▶ **EXERCISE PROMPT**: Copy exactly the last part of the entries, starting from the line with "Transcribe the text in this document." and including the final line.

○ ○ ○ ○

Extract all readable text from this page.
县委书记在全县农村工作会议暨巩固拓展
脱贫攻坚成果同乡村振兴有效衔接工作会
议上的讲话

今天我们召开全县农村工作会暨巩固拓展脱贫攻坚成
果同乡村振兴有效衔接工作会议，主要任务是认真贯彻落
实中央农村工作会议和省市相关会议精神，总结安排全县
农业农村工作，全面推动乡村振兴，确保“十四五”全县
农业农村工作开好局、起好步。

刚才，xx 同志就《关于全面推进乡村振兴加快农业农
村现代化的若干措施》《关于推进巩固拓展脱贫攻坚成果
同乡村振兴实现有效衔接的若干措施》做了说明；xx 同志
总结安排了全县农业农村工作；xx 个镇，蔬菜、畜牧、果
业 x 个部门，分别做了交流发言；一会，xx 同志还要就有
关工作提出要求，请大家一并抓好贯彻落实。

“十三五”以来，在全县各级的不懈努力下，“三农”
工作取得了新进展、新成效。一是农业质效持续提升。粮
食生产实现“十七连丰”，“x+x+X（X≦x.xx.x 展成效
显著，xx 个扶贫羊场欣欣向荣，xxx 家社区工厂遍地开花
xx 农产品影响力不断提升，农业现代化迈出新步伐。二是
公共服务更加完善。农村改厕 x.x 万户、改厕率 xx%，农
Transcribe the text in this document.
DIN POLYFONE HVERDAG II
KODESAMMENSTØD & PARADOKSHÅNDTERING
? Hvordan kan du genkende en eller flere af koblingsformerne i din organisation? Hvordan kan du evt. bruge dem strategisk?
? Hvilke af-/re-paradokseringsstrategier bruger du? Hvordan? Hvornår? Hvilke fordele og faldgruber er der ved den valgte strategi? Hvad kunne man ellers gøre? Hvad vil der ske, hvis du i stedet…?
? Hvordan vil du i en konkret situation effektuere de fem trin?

○ ○ ○ ○

▶ **RESPONSE**:
Transcribe the text in this document.
DIN POLYFONE HVERDAG II
KODESAMMENSTØD & PARADOKSHÅNDTERING
? Hvordan kan du genkende en eller flere af koblingsformerne i din organisation? Hvordan kan du evt. bruge dem strategisk?
? Hvilke af-/re-paradokseringsstrategier bruger du? Hvordan? Hvornår? Hvilke fordele og faldgruber er der ved den valgte strategi? Hvad kunne man ellers gøre? Hvad vil der ske, hvis du i stedet…?
? Hvordan vil du i en konkret situation effektuere de fem trin?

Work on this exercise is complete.